# ACTIVITIES
(1) Can you retype everything in the passage on rifampin combination therapy from "Significantly different from vancomycin" down to "with this agent."?
(2) How would the passage on rifampin combination therapy go on after its final sentence? Write what comes next.

Significantly different from untreated controls (P < 0.01).
Significantly different from vancomycin and Q-D monotherapy groups (P < 0.01).
The combination of Q-D plus rifampin or the combination of vancomycin plus rifampin was significantly more effective than monotherapy. In the group treated with vancomycin plus rifampin, 5 of 11 animals had sterile bone, and in the group treated with Q-D plus rifampin, 10 of 10 animals had sterile bone. For both groups, the mean bacterial counts were significantly lower than those for the untreated controls and the groups treated with either agent alone (Table 1). Mutant bacteria resistant to rifampin were detected in 5 of 11 animals treated with vancomycin plus rifampin but in 0 of 10 animals treated with Q-D plus rifampin. No Q-D-resistant strain emerged in any of the animals treated with this agent.

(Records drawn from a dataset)
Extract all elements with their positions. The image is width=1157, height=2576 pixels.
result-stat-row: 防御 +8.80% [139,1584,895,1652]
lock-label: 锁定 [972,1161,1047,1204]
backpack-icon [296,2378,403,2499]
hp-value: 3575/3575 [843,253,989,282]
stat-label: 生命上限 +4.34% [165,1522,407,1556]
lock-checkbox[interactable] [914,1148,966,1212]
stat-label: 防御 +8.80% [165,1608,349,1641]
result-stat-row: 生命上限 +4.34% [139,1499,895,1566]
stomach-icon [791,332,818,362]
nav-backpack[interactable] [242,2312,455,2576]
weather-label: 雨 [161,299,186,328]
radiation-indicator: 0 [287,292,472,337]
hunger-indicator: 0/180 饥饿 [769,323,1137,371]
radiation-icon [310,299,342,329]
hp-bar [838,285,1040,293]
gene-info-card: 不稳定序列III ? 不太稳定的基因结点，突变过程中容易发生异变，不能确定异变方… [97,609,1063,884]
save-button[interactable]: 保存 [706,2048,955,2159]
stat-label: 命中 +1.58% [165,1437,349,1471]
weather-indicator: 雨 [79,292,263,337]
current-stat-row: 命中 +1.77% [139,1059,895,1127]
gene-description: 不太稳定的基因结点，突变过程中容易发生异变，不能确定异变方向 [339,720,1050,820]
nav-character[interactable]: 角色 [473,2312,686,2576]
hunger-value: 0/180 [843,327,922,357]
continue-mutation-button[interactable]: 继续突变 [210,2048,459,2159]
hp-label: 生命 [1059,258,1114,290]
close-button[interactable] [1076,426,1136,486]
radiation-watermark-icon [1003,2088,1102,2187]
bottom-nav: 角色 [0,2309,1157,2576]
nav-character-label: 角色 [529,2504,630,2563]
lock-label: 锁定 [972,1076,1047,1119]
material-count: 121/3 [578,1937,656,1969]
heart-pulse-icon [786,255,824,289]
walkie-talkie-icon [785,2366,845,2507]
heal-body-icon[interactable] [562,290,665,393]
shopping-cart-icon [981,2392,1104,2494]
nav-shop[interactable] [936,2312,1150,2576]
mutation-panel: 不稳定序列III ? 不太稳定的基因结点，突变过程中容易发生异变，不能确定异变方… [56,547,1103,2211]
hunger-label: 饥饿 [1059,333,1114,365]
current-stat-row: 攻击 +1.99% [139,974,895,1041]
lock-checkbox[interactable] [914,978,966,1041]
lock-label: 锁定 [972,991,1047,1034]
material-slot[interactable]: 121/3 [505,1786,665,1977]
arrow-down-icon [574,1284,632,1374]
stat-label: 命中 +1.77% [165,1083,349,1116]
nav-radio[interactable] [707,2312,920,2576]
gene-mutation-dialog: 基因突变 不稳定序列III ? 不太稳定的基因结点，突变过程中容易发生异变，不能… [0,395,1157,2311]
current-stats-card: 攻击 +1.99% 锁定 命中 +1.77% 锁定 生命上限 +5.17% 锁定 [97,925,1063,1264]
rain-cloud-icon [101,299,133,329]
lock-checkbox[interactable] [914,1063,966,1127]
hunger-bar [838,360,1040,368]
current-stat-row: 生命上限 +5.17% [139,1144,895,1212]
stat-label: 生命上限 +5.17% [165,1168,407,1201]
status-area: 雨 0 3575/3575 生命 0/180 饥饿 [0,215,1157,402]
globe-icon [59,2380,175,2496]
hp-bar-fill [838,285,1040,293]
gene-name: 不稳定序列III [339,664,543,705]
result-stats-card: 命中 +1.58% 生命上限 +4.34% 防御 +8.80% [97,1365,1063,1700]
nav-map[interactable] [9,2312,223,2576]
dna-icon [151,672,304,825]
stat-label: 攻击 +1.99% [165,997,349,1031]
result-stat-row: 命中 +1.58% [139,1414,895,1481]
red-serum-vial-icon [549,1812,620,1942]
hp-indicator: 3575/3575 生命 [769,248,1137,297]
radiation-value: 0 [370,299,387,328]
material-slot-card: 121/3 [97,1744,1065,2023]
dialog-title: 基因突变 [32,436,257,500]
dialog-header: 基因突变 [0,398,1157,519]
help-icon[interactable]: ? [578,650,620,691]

# EXERCISE ANSWERS
(1)
Significantly different from vancomycin and Q-D monotherapy groups (P < 0.01).
The combination of Q-D plus rifampin or the combination of vancomycin plus rifampin was significantly more effective than monotherapy. In the group treated with vancomycin plus rifampin, 5 of 11 animals had sterile bone, and in the group treated with Q-D plus rifampin, 10 of 10 animals had sterile bone. For both groups, the mean bacterial counts were significantly lower than those for the untreated controls and the groups treated with either agent alone (Table 1). Mutant bacteria resistant to rifampin were detected in 5 of 11 animals treated with vancomycin plus rifampin but in 0 of 10 animals treated with Q-D plus rifampin. No Q-D-resistant strain emerged in any of the animals treated with this agent.

(2)
Plasma antibiotic levels are shown in Table 2.
TABLE 2.
Plasma antibiotic concentrations in rabbitsa
| Antibiotic | Peak concn (μg/ml) | Trough concn (μg/ml) |
|---|---|---|
| Q-D | 1.10 ± 0.30 (1 h)/ 1.86 ± 0.50 (1 h) | 0.18 ± 0.50 (12 h)/ 0.25 (12 h) |
| Vancomycin | 34.4 ± 14.3 (1 h) | 18.5 ± 4.4 (12 h) |
| Rifampin | 9.70 ± 0.7 (2 h) | 0.23 ± 0.05 (8 h) |
The times in parentheses are the times to the peak or trough concentration.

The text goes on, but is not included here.